_How to complete this task_
Filter the entries below down to the lines that hold "steel".

(Recorded data)
□ □ □ □ □ □ □
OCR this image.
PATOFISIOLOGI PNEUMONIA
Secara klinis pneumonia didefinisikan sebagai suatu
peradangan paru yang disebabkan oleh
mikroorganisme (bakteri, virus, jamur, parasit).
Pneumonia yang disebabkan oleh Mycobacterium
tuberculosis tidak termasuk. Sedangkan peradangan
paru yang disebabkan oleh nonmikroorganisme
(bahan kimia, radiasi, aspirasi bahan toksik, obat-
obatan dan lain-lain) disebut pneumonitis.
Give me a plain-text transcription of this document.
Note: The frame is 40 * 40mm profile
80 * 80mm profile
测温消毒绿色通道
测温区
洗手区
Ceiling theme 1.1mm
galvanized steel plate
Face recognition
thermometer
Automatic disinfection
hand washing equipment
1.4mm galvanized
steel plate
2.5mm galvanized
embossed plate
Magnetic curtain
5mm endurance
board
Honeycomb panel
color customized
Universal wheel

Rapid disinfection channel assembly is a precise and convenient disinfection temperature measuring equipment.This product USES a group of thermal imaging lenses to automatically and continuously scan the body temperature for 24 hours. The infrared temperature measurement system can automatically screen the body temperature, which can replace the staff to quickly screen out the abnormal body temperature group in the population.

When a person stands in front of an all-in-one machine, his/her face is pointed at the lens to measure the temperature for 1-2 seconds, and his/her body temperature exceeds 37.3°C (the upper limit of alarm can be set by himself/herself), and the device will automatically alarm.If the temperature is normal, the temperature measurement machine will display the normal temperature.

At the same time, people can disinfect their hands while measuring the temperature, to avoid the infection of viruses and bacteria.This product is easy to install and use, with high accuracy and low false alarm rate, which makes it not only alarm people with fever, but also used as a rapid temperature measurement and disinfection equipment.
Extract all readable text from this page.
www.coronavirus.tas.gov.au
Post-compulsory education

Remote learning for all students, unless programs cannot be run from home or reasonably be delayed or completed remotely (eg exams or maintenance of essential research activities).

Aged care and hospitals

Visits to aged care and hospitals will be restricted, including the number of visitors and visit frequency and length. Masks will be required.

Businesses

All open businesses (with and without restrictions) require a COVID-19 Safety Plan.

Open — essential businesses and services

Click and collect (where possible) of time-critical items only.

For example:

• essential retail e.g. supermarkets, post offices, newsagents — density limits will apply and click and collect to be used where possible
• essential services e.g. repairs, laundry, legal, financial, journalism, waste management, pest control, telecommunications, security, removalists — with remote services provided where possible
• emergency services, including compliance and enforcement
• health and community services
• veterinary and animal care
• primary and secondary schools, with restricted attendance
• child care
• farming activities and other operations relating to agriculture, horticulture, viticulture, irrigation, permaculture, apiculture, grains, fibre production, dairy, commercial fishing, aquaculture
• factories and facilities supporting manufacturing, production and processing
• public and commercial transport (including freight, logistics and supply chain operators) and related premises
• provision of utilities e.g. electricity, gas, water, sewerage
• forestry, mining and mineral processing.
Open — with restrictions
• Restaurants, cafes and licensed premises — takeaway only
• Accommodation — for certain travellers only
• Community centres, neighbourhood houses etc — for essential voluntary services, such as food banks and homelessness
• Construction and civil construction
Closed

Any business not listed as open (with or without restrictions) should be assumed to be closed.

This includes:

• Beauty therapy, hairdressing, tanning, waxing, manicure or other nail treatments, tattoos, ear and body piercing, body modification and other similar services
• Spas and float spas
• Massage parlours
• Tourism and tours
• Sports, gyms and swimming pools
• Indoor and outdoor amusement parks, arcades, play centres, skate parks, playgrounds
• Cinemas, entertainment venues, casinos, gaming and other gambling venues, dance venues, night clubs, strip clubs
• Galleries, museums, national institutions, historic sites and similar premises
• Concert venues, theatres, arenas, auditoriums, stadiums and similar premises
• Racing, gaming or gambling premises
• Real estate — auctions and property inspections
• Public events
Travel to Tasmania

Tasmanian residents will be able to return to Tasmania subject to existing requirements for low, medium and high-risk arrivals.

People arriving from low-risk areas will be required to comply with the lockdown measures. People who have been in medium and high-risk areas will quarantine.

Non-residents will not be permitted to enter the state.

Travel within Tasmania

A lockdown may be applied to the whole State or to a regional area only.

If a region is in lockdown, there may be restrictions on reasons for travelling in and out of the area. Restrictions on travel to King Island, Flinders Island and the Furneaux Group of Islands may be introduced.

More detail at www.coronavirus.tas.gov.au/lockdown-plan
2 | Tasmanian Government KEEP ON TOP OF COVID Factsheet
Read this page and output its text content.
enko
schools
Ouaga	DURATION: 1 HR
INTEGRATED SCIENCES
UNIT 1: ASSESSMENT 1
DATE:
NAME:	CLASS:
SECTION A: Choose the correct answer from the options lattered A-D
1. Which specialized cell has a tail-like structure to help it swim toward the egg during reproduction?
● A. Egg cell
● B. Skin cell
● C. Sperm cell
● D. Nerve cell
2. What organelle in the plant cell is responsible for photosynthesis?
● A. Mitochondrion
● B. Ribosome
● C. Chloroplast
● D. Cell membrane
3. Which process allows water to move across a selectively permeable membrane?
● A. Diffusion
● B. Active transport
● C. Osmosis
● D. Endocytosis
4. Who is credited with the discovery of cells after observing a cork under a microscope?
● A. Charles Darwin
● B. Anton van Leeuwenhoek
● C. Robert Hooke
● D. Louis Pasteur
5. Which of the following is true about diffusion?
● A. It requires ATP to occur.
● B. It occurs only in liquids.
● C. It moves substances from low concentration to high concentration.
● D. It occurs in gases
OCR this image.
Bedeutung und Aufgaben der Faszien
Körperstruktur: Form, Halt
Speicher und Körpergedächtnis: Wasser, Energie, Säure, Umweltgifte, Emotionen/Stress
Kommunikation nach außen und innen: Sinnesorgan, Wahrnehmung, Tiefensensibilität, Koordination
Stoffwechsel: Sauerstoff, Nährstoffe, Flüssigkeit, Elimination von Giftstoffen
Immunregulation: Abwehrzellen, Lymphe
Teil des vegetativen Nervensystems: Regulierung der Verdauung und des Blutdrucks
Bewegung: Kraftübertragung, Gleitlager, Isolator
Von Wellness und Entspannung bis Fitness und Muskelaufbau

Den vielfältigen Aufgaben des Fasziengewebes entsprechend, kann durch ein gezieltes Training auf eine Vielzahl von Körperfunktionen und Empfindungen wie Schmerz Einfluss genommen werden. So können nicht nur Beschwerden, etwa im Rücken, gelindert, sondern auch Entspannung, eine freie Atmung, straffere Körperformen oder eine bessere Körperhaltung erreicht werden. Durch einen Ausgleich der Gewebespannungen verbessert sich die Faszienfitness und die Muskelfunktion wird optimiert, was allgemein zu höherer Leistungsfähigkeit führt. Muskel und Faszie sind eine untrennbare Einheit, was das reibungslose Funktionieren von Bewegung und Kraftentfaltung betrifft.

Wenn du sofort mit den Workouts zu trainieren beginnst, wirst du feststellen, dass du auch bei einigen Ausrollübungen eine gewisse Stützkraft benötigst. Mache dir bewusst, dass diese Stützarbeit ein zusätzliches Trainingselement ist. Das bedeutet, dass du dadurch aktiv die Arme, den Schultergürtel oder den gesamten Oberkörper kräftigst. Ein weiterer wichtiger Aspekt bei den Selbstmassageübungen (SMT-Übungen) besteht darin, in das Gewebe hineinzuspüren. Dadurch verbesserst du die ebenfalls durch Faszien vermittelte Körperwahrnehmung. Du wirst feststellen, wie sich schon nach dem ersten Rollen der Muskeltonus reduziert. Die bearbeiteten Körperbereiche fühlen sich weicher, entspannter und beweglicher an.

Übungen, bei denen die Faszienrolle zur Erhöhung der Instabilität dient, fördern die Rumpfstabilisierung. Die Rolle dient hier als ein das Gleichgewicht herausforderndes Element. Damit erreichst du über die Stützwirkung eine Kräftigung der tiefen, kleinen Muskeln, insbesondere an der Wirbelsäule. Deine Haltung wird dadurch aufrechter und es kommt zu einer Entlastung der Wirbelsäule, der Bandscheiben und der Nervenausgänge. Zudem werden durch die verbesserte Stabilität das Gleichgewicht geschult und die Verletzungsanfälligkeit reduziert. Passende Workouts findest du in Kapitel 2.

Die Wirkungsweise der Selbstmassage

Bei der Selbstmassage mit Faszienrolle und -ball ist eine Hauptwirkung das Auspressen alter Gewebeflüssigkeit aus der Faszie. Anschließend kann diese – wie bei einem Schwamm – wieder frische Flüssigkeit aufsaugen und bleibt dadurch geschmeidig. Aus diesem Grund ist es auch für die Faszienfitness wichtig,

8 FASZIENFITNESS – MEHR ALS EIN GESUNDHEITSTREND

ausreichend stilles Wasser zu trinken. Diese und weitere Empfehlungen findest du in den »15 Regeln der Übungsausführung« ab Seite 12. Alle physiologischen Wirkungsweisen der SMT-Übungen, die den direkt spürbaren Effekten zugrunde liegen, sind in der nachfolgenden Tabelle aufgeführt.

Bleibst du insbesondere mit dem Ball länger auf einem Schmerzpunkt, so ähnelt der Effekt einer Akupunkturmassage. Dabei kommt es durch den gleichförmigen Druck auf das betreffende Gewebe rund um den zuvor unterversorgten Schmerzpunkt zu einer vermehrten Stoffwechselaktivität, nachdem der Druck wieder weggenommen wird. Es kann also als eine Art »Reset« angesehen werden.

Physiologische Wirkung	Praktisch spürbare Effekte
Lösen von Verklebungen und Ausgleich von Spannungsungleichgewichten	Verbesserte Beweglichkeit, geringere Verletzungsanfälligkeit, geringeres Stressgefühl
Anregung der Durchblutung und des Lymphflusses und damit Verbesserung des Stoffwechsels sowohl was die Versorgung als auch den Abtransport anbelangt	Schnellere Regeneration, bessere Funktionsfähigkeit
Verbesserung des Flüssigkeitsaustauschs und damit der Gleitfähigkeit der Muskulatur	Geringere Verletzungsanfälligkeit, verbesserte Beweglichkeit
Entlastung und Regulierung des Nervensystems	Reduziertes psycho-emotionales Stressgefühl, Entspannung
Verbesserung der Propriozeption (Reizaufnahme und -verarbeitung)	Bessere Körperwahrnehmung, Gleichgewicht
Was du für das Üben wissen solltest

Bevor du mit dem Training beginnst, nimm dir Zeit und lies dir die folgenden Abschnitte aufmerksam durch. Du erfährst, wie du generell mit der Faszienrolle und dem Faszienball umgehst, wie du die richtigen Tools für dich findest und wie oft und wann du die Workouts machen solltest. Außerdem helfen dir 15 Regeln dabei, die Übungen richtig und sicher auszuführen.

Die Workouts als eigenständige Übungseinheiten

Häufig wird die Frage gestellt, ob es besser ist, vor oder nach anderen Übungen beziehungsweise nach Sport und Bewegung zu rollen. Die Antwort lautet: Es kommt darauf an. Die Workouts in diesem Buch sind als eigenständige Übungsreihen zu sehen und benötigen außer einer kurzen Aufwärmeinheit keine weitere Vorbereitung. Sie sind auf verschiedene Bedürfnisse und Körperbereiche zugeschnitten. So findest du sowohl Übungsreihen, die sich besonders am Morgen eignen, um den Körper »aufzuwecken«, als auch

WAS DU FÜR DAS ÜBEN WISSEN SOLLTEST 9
□ □ □ □ □ □ □
_Answer space_
galvanized steel plate
steel plate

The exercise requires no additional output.